Your instructions: Copy each entry as it stands, leaving nothing out.

Data for the task:
>> Start

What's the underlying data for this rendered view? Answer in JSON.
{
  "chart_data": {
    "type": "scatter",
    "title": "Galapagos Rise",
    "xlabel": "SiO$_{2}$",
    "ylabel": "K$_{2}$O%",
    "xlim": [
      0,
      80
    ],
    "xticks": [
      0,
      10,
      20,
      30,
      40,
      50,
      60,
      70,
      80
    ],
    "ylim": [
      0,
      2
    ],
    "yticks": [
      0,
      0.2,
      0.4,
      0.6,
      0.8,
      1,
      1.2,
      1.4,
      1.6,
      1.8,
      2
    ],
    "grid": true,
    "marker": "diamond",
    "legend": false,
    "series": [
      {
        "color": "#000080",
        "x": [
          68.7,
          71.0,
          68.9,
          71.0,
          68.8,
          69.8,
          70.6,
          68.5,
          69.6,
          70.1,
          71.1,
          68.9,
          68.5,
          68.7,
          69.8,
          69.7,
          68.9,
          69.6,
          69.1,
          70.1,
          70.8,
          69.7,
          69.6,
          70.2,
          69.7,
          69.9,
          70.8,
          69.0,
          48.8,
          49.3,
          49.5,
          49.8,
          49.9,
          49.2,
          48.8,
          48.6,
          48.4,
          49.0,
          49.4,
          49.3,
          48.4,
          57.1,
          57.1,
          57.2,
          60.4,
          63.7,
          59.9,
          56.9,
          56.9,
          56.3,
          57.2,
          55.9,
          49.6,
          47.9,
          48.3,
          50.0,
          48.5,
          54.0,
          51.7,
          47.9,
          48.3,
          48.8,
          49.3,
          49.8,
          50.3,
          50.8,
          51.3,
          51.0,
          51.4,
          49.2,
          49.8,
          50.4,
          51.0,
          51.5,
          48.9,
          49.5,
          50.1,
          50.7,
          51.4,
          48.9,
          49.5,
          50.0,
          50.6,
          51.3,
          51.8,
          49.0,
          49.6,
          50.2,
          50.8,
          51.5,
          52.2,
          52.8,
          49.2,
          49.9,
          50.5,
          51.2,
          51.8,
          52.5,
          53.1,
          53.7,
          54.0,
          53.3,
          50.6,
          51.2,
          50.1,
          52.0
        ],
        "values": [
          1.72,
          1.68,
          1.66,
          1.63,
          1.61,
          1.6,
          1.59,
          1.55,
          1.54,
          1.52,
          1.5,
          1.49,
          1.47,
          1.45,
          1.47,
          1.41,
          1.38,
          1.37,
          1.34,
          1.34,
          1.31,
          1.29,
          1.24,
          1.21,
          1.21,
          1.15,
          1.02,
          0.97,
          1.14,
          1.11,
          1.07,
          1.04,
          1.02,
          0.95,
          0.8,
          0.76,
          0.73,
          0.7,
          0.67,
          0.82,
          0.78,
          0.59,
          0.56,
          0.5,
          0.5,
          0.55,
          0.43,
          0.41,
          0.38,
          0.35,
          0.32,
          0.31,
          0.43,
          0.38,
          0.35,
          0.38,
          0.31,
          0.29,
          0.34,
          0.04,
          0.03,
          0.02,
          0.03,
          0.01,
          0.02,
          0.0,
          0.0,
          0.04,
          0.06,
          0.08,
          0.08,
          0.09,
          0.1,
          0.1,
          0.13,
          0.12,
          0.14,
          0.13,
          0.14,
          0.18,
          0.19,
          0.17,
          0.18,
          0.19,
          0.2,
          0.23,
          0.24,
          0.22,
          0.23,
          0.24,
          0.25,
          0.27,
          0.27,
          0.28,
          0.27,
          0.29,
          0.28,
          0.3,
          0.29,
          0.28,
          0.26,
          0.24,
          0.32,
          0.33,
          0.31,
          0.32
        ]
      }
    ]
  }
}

>> End

Written answer:
What's the underlying data for this rendered view? Answer in JSON.
{
  "chart_data": {
    "type": "scatter",
    "title": "Galapagos Rise",
    "xlabel": "SiO$_{2}$",
    "ylabel": "K$_{2}$O%",
    "xlim": [
      0,
      80
    ],
    "xticks": [
      0,
      10,
      20,
      30,
      40,
      50,
      60,
      70,
      80
    ],
    "ylim": [
      0,
      2
    ],
    "yticks": [
      0,
      0.2,
      0.4,
      0.6,
      0.8,
      1,
      1.2,
      1.4,
      1.6,
      1.8,
      2
    ],
    "grid": true,
    "marker": "diamond",
    "legend": false,
    "series": [
      {
        "color": "#000080",
        "x": [
          68.7,
          71.0,
          68.9,
          71.0,
          68.8,
          69.8,
          70.6,
          68.5,
          69.6,
          70.1,
          71.1,
          68.9,
          68.5,
          68.7,
          69.8,
          69.7,
          68.9,
          69.6,
          69.1,
          70.1,
          70.8,
          69.7,
          69.6,
          70.2,
          69.7,
          69.9,
          70.8,
          69.0,
          48.8,
          49.3,
          49.5,
          49.8,
          49.9,
          49.2,
          48.8,
          48.6,
          48.4,
          49.0,
          49.4,
          49.3,
          48.4,
          57.1,
          57.1,
          57.2,
          60.4,
          63.7,
          59.9,
          56.9,
          56.9,
          56.3,
          57.2,
          55.9,
          49.6,
          47.9,
          48.3,
          50.0,
          48.5,
          54.0,
          51.7,
          47.9,
          48.3,
          48.8,
          49.3,
          49.8,
          50.3,
          50.8,
          51.3,
          51.0,
          51.4,
          49.2,
          49.8,
          50.4,
          51.0,
          51.5,
          48.9,
          49.5,
          50.1,
          50.7,
          51.4,
          48.9,
          49.5,
          50.0,
          50.6,
          51.3,
          51.8,
          49.0,
          49.6,
          50.2,
          50.8,
          51.5,
          52.2,
          52.8,
          49.2,
          49.9,
          50.5,
          51.2,
          51.8,
          52.5,
          53.1,
          53.7,
          54.0,
          53.3,
          50.6,
          51.2,
          50.1,
          52.0
        ],
        "values": [
          1.72,
          1.68,
          1.66,
          1.63,
          1.61,
          1.6,
          1.59,
          1.55,
          1.54,
          1.52,
          1.5,
          1.49,
          1.47,
          1.45,
          1.47,
          1.41,
          1.38,
          1.37,
          1.34,
          1.34,
          1.31,
          1.29,
          1.24,
          1.21,
          1.21,
          1.15,
          1.02,
          0.97,
          1.14,
          1.11,
          1.07,
          1.04,
          1.02,
          0.95,
          0.8,
          0.76,
          0.73,
          0.7,
          0.67,
          0.82,
          0.78,
          0.59,
          0.56,
          0.5,
          0.5,
          0.55,
          0.43,
          0.41,
          0.38,
          0.35,
          0.32,
          0.31,
          0.43,
          0.38,
          0.35,
          0.38,
          0.31,
          0.29,
          0.34,
          0.04,
          0.03,
          0.02,
          0.03,
          0.01,
          0.02,
          0.0,
          0.0,
          0.04,
          0.06,
          0.08,
          0.08,
          0.09,
          0.1,
          0.1,
          0.13,
          0.12,
          0.14,
          0.13,
          0.14,
          0.18,
          0.19,
          0.17,
          0.18,
          0.19,
          0.2,
          0.23,
          0.24,
          0.22,
          0.23,
          0.24,
          0.25,
          0.27,
          0.27,
          0.28,
          0.27,
          0.29,
          0.28,
          0.3,
          0.29,
          0.28,
          0.26,
          0.24,
          0.32,
          0.33,
          0.31,
          0.32
        ]
      }
    ]
  }
}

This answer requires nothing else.